*GIVEN TASK*:
Select all lines in the records that include "content".

*INPUT*:
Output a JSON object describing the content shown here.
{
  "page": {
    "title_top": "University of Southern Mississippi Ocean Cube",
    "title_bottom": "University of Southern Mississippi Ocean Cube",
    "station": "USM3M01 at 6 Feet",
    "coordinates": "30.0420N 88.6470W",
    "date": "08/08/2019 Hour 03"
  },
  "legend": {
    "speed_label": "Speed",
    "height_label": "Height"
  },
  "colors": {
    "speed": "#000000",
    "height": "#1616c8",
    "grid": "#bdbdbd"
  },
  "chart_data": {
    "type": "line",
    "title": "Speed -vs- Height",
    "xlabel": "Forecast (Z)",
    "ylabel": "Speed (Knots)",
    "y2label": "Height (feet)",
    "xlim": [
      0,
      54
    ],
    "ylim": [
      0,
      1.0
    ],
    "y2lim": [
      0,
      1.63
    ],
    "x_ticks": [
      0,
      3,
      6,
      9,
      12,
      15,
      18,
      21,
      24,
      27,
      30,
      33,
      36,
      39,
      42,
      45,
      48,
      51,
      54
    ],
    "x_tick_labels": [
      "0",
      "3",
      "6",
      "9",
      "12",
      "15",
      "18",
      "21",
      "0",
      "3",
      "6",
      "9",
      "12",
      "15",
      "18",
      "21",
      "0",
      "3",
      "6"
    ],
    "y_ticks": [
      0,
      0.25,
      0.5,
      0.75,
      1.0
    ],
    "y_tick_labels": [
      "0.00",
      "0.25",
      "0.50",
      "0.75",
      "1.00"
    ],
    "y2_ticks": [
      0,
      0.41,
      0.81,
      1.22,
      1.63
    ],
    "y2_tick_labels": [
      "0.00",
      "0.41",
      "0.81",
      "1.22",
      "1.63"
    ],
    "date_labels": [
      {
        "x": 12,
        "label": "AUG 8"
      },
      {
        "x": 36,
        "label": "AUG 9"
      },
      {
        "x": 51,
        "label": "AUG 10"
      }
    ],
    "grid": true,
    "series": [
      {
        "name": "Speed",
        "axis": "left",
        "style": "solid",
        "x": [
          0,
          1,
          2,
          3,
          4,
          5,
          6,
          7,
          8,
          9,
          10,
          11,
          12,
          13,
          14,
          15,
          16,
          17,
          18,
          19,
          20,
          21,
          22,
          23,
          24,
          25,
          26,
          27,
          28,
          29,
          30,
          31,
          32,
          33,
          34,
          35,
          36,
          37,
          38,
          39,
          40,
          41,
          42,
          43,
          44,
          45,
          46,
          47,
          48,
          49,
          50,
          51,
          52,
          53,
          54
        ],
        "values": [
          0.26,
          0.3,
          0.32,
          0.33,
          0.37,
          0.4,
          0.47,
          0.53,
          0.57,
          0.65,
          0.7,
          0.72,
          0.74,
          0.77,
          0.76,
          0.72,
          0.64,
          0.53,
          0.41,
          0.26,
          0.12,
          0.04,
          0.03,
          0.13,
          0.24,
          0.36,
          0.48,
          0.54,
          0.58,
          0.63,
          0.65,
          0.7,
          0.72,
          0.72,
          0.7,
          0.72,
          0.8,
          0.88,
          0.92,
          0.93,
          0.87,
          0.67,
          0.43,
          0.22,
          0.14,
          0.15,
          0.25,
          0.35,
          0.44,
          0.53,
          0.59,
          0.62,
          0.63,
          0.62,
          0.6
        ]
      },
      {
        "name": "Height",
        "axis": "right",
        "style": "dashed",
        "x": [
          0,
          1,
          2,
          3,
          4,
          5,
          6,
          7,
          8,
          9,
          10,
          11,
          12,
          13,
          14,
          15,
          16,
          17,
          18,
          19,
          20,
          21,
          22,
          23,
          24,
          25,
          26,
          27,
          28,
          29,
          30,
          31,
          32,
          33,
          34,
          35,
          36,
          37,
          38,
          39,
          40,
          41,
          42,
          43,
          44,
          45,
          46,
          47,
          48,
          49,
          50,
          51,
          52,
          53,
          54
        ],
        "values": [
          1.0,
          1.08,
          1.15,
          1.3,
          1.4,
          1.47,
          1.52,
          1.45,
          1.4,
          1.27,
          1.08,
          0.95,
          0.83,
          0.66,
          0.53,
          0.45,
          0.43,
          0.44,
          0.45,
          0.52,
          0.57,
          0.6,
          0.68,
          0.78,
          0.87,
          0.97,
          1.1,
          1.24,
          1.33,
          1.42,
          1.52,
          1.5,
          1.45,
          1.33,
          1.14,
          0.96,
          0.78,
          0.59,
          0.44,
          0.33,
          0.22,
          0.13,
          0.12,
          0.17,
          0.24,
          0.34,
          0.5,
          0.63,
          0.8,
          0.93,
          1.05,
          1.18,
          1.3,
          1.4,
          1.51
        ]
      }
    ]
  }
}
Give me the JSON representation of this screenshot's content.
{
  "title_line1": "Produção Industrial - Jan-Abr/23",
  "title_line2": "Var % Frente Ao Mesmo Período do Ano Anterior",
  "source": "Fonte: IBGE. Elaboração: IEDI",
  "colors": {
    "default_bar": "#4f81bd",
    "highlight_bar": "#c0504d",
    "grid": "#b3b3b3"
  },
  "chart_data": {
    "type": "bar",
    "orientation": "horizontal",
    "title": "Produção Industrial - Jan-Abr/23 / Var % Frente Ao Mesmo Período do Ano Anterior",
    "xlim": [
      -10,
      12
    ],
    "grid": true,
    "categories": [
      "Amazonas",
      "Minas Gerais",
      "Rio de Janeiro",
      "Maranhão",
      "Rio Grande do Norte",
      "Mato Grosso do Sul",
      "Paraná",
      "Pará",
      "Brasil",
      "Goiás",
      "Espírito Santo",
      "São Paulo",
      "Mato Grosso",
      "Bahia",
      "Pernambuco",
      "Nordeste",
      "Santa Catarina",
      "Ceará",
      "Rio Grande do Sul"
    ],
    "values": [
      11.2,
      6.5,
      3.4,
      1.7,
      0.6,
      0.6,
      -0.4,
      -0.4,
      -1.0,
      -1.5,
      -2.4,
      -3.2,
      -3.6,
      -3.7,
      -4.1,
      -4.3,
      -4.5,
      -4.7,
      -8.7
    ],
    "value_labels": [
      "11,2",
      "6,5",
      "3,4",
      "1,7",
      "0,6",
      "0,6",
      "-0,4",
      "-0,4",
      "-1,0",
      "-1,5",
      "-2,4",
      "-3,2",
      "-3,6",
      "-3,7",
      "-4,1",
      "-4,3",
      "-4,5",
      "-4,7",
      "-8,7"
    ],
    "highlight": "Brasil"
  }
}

*FULL SOLUTION*:
Output a JSON object describing the content shown here.
Give me the JSON representation of this screenshot's content.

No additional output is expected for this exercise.